>> begin Exercise inputs
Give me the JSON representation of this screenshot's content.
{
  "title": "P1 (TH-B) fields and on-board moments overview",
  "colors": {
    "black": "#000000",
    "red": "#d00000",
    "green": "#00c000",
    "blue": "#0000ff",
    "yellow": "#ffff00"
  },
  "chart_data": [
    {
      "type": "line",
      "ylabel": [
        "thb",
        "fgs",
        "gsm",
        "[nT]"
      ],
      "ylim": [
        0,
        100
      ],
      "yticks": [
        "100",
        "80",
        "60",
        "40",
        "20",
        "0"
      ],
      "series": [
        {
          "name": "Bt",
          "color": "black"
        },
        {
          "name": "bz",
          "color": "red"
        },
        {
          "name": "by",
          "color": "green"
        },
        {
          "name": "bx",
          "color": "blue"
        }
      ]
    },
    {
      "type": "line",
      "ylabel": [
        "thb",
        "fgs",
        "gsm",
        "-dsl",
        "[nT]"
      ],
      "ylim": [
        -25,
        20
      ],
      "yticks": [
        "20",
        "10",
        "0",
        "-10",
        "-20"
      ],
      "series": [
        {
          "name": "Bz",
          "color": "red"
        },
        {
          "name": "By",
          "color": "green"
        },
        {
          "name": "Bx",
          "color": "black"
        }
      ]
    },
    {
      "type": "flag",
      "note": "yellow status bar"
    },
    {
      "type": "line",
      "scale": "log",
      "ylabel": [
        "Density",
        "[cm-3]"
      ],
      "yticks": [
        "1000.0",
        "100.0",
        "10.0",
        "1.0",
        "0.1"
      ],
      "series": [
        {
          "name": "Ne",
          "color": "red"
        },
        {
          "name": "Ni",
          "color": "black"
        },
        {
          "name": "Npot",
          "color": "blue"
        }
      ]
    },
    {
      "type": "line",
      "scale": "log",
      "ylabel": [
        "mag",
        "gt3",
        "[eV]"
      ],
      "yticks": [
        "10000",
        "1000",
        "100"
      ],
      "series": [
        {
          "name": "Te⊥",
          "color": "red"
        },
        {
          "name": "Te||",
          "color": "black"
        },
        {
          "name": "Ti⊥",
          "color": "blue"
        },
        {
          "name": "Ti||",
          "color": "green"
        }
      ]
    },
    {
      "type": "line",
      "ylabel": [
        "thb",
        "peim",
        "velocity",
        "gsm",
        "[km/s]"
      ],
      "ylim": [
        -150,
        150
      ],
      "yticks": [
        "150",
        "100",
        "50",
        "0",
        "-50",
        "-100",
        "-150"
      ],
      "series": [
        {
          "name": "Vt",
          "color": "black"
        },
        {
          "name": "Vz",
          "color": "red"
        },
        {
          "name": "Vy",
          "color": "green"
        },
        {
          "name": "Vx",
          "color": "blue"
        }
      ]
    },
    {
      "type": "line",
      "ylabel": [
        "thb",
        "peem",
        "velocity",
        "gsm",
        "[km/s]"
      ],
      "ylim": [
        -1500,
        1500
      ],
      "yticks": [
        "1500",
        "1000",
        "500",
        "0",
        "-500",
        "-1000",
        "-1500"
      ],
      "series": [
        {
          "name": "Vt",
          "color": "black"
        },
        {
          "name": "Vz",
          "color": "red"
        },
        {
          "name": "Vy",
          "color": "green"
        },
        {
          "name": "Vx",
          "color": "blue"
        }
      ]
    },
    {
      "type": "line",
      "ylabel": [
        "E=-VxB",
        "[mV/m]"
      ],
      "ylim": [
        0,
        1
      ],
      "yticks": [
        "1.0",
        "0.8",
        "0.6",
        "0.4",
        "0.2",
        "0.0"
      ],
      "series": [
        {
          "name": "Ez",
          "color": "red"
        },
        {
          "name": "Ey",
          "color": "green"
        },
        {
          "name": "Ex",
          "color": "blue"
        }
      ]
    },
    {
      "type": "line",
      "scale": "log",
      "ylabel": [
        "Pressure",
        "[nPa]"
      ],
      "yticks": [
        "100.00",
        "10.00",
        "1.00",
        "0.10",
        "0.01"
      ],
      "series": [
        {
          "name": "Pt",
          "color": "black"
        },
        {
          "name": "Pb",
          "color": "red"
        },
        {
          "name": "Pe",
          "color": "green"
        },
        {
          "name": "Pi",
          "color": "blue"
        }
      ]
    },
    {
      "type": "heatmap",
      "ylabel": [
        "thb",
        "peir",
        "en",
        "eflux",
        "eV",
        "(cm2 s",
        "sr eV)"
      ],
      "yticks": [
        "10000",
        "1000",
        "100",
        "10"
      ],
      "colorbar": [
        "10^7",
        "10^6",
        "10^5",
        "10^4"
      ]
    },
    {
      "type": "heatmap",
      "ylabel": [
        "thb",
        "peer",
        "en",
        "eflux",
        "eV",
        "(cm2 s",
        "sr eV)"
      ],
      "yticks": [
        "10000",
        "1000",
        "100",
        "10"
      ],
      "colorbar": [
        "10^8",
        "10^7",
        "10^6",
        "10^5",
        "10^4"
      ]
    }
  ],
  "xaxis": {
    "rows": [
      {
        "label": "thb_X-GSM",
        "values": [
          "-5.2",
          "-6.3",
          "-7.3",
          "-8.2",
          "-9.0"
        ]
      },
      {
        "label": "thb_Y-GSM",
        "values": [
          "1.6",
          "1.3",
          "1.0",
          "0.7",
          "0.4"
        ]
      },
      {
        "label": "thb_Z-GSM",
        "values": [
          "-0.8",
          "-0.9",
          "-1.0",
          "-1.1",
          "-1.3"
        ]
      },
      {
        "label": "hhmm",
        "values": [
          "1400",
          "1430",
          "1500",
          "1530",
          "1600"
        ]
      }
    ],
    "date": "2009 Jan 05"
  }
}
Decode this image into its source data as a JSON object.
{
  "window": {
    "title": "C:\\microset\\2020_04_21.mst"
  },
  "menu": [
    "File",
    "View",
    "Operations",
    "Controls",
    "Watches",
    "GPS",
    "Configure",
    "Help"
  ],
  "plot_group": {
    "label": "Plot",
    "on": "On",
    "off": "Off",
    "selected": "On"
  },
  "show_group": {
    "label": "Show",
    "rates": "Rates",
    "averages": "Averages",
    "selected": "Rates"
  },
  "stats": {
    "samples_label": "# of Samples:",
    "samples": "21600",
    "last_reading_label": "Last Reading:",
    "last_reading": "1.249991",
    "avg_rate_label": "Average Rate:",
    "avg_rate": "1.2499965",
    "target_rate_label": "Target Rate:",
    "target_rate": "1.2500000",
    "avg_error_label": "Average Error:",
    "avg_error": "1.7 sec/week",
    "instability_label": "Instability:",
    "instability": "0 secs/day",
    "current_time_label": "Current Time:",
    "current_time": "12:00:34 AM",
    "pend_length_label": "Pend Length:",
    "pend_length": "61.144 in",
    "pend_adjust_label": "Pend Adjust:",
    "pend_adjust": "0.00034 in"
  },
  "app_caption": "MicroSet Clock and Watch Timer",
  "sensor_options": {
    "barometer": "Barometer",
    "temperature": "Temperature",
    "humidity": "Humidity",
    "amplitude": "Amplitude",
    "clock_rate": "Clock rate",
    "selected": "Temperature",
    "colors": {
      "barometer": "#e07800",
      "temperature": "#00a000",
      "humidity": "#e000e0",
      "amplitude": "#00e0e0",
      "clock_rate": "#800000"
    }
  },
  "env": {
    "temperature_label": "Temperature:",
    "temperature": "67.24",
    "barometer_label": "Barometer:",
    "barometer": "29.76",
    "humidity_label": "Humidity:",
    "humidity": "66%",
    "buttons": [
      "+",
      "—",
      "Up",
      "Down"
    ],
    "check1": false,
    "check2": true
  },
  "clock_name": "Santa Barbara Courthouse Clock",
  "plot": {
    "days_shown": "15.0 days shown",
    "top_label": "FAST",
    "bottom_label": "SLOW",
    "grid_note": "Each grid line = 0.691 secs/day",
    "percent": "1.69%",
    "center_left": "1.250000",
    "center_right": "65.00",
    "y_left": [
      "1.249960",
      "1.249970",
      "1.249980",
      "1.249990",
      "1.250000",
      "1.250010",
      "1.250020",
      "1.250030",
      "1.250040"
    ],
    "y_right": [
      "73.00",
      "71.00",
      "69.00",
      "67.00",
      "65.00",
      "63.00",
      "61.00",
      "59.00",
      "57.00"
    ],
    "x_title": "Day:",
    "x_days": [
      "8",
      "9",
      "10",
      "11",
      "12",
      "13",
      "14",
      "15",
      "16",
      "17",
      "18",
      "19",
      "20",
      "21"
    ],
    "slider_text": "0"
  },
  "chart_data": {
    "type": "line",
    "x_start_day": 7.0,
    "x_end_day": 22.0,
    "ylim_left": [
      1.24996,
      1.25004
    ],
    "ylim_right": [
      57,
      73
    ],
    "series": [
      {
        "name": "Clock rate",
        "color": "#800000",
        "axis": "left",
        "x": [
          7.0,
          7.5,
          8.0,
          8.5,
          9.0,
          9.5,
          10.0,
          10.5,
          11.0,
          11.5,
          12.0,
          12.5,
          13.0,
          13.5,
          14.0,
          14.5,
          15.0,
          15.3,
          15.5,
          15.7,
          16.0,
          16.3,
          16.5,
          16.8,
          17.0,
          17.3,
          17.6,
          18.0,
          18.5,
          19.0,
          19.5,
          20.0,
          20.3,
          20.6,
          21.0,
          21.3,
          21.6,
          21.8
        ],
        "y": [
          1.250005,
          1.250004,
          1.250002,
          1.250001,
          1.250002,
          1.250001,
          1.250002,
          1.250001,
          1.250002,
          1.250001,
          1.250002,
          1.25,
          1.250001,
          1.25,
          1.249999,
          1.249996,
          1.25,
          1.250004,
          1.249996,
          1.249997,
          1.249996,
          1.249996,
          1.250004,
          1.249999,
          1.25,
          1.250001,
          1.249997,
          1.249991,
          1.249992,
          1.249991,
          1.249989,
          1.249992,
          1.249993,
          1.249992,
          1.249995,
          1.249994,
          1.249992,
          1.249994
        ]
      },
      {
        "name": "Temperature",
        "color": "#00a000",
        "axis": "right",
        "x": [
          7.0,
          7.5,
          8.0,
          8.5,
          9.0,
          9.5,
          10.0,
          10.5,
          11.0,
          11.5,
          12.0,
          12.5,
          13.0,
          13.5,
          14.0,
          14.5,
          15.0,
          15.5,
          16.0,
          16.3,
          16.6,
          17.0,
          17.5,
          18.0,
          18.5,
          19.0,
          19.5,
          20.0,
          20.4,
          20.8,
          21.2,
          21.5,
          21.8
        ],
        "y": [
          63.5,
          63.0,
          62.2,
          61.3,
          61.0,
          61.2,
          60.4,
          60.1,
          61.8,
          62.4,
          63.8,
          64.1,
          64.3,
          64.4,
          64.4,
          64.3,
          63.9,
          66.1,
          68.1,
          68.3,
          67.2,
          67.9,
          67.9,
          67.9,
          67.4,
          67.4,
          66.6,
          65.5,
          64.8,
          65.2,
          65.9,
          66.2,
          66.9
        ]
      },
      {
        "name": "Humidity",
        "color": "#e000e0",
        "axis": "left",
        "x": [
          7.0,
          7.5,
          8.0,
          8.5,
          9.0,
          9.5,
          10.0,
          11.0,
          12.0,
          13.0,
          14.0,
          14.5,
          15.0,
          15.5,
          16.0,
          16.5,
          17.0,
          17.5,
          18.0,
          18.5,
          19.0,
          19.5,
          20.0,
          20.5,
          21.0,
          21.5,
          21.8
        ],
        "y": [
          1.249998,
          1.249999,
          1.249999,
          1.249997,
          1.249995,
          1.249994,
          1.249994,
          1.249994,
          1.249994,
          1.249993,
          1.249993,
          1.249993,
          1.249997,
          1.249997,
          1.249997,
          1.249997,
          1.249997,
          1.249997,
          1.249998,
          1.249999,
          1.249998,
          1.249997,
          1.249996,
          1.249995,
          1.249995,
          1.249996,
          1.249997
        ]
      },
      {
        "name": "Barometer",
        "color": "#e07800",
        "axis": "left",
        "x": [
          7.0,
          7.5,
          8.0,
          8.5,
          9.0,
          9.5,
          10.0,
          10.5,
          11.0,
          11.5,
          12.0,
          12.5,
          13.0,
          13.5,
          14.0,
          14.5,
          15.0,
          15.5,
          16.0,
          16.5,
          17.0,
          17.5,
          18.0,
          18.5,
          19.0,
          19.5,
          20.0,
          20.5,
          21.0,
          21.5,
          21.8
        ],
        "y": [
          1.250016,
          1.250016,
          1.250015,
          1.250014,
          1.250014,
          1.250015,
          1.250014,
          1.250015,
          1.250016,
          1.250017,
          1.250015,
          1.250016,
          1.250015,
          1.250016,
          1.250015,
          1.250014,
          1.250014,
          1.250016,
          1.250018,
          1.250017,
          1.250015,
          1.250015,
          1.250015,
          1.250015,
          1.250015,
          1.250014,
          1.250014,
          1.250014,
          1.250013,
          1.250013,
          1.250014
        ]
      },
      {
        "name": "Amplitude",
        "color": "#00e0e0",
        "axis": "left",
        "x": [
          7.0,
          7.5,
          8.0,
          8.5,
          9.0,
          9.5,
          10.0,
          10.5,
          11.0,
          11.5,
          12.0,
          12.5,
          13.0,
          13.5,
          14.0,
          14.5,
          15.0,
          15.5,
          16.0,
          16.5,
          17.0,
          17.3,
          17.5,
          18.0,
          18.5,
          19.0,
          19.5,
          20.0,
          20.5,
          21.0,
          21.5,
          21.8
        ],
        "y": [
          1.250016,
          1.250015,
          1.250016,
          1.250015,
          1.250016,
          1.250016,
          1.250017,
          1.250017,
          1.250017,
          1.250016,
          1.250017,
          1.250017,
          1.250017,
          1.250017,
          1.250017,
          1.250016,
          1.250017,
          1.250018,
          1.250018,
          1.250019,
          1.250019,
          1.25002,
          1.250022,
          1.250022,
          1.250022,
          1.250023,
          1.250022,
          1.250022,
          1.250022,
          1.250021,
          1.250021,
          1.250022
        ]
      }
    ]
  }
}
>> end Exercise inputs
» Problem statement: Go through the listing above and work out how many lines contain the string "JSON". Reply with the number alone.

» Solution to the exercise: 2